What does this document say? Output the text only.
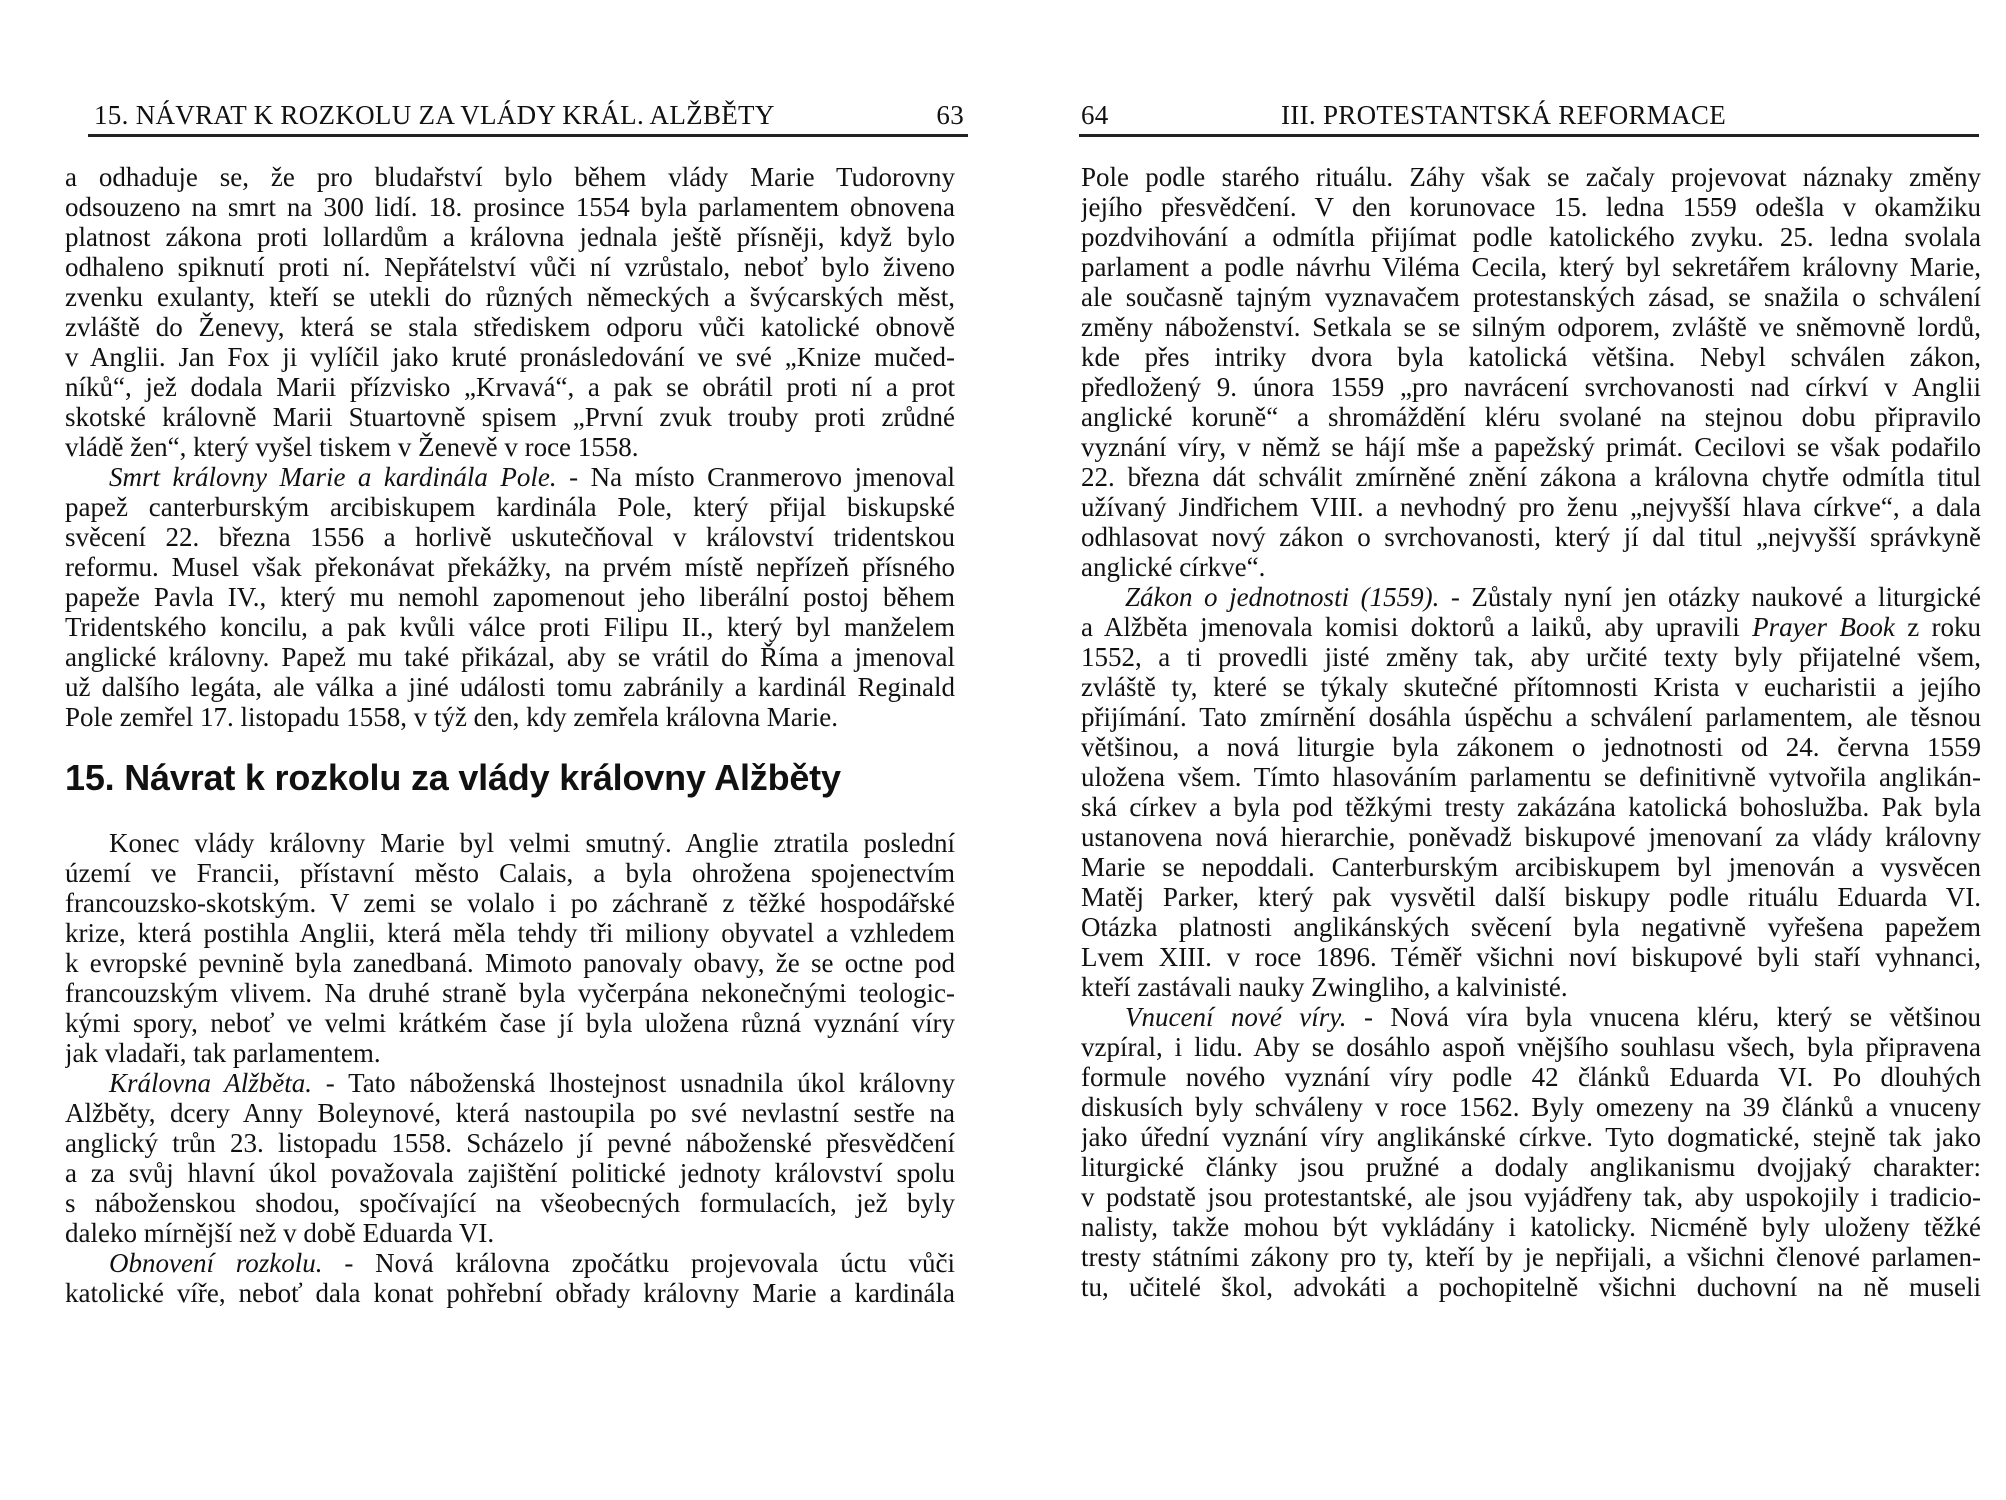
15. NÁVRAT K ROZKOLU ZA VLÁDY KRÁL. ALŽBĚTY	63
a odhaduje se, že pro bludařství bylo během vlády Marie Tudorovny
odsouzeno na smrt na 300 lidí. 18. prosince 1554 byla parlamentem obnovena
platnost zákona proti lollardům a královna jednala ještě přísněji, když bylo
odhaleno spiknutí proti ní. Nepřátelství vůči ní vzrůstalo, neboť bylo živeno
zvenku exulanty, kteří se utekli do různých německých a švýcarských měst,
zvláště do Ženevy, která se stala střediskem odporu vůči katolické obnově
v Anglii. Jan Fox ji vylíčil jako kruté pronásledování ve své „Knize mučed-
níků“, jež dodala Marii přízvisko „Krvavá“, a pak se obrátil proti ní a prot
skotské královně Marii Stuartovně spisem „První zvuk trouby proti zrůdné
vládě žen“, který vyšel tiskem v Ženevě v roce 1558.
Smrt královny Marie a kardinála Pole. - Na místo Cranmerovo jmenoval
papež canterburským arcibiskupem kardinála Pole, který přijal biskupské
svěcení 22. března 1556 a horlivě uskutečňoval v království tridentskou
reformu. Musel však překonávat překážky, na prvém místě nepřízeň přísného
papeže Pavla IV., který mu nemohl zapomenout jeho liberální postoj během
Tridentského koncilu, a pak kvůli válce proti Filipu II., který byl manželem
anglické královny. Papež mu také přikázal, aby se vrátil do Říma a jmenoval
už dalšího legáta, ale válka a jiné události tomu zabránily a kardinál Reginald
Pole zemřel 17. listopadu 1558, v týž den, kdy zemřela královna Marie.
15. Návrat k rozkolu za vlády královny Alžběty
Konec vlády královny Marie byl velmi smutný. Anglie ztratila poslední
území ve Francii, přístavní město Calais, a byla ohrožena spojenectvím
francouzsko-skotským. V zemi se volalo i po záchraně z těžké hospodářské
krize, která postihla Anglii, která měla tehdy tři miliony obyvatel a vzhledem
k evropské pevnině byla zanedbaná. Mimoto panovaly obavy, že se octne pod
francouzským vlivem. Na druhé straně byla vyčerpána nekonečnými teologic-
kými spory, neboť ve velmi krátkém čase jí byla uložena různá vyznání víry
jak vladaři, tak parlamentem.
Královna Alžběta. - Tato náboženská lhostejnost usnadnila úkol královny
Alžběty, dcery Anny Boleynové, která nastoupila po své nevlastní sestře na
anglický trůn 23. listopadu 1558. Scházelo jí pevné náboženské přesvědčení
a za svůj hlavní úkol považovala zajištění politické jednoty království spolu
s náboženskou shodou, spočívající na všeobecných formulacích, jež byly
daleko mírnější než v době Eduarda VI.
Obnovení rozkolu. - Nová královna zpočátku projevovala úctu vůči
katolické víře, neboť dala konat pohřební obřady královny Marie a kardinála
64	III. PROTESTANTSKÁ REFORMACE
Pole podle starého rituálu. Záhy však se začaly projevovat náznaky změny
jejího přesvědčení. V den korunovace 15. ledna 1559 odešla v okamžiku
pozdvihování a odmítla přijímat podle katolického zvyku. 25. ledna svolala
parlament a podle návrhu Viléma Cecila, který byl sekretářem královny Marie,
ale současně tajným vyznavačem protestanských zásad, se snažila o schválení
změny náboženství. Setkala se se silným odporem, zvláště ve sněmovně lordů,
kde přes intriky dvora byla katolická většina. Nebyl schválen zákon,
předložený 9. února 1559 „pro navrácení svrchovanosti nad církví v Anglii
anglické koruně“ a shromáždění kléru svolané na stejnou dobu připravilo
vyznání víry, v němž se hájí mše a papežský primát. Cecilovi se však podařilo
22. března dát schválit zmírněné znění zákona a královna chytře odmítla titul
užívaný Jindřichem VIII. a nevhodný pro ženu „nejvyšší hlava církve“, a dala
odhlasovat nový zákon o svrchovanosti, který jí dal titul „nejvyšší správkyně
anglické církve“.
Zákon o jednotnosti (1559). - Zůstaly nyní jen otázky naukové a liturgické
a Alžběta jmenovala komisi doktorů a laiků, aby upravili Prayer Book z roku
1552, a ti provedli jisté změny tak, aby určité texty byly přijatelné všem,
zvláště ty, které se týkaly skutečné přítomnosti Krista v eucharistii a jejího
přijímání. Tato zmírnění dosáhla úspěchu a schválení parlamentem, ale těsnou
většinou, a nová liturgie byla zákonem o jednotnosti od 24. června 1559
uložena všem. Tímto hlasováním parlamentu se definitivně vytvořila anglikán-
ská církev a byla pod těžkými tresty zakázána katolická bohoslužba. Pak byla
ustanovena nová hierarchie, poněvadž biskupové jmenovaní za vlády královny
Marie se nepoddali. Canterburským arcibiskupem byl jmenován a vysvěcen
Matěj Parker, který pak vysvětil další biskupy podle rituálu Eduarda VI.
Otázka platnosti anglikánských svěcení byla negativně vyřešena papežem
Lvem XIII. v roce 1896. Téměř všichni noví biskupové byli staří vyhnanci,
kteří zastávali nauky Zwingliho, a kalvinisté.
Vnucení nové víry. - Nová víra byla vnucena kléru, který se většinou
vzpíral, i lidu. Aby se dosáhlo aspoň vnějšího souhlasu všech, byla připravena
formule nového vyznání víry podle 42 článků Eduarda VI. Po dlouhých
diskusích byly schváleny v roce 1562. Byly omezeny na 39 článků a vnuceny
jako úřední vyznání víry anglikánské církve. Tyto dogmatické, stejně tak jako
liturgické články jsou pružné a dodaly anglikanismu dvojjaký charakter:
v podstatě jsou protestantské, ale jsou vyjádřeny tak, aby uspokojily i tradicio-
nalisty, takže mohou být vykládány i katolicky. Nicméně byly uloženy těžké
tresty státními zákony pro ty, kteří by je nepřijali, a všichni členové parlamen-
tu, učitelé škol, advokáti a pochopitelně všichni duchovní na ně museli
________________________________________
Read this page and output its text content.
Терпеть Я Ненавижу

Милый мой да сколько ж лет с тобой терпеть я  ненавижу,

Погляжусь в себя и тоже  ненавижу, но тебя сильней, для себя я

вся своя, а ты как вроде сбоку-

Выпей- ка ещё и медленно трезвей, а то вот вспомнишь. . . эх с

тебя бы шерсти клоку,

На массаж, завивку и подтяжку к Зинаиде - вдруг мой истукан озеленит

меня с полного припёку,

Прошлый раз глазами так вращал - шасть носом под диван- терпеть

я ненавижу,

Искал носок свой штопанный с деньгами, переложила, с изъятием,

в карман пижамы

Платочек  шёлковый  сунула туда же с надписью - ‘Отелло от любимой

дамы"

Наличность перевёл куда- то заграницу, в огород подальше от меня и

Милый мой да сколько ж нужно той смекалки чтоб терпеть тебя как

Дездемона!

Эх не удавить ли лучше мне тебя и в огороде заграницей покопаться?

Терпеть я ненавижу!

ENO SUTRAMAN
________________________________________
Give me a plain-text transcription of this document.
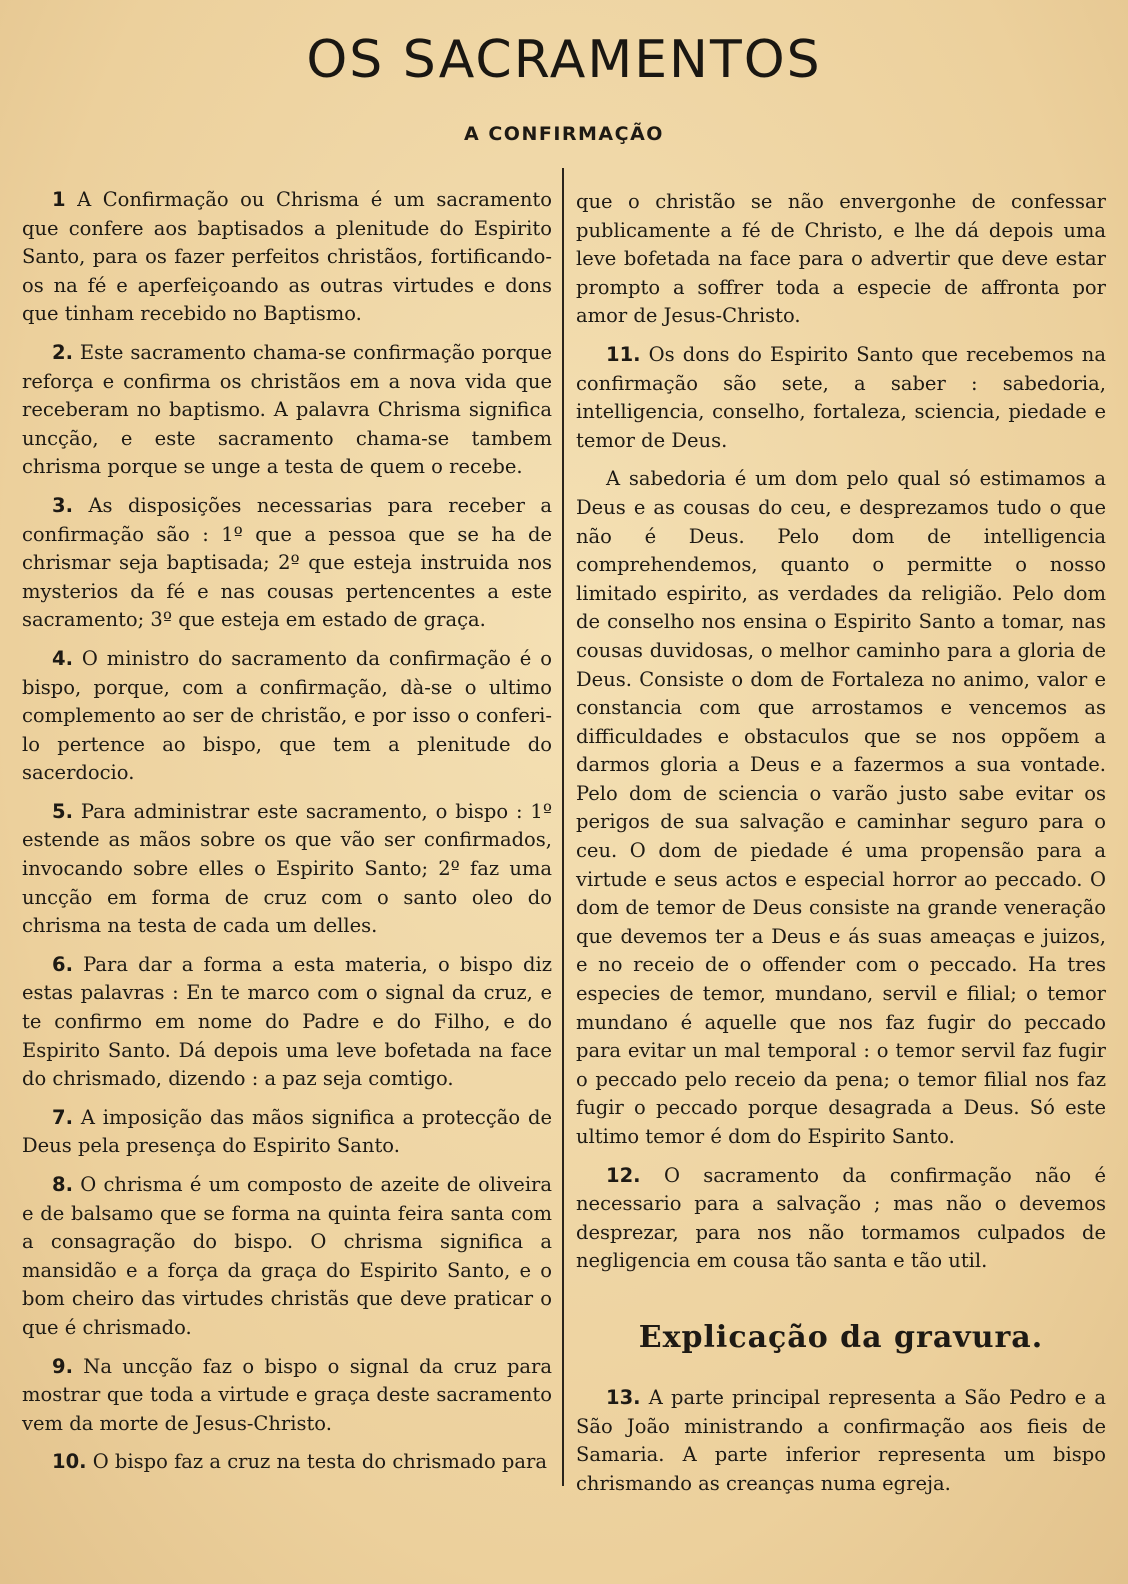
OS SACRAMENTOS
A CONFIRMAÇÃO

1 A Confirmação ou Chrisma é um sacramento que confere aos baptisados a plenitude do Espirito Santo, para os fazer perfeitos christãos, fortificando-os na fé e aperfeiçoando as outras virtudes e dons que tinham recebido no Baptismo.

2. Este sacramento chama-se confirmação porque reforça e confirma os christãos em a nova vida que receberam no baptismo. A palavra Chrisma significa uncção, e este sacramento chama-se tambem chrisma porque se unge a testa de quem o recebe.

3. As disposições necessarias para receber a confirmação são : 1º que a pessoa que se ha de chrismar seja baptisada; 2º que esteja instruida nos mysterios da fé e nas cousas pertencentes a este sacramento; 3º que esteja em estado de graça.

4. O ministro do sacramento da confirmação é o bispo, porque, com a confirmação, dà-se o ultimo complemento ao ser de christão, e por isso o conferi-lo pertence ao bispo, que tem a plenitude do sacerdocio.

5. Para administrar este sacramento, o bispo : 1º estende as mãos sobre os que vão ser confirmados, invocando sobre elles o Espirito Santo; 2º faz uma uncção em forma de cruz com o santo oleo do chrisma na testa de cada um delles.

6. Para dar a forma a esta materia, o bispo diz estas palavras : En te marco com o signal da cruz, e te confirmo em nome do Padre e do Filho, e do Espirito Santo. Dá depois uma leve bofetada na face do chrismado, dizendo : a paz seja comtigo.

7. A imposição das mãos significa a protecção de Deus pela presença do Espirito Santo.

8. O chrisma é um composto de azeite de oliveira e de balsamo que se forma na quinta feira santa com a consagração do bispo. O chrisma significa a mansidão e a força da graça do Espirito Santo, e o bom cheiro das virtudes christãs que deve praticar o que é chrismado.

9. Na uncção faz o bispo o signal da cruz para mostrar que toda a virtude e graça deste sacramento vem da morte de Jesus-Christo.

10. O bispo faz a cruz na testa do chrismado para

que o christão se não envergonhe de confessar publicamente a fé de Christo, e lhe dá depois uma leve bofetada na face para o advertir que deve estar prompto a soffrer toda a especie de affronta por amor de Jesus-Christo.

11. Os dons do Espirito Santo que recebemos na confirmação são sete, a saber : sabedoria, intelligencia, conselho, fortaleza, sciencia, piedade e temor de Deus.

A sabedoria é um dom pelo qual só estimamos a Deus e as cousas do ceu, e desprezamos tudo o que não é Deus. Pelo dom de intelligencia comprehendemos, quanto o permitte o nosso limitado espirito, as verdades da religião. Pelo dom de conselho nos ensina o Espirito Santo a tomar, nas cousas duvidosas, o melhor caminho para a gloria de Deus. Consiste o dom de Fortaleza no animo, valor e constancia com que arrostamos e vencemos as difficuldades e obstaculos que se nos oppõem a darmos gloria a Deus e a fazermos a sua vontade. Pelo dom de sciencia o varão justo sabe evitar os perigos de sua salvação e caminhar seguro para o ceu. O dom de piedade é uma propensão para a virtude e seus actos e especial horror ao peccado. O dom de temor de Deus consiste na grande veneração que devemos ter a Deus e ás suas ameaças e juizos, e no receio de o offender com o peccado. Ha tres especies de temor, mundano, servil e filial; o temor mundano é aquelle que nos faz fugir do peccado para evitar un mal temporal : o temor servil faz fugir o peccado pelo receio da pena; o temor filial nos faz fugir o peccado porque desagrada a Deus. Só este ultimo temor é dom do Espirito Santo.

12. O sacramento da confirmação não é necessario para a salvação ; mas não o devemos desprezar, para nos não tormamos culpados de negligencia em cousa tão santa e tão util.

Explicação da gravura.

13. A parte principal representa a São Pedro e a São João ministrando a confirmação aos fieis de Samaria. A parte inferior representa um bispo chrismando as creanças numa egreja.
________________________________________
* Set task *
Find all lines where the word "Anglii" appears. Copy them.

* The reply *
v Anglii. Jan Fox ji vylíčil jako kruté pronásledování ve své „Knize mučed-
krize, která postihla Anglii, která měla tehdy tři miliony obyvatel a vzhledem
předložený 9. února 1559 „pro navrácení svrchovanosti nad církví v Anglii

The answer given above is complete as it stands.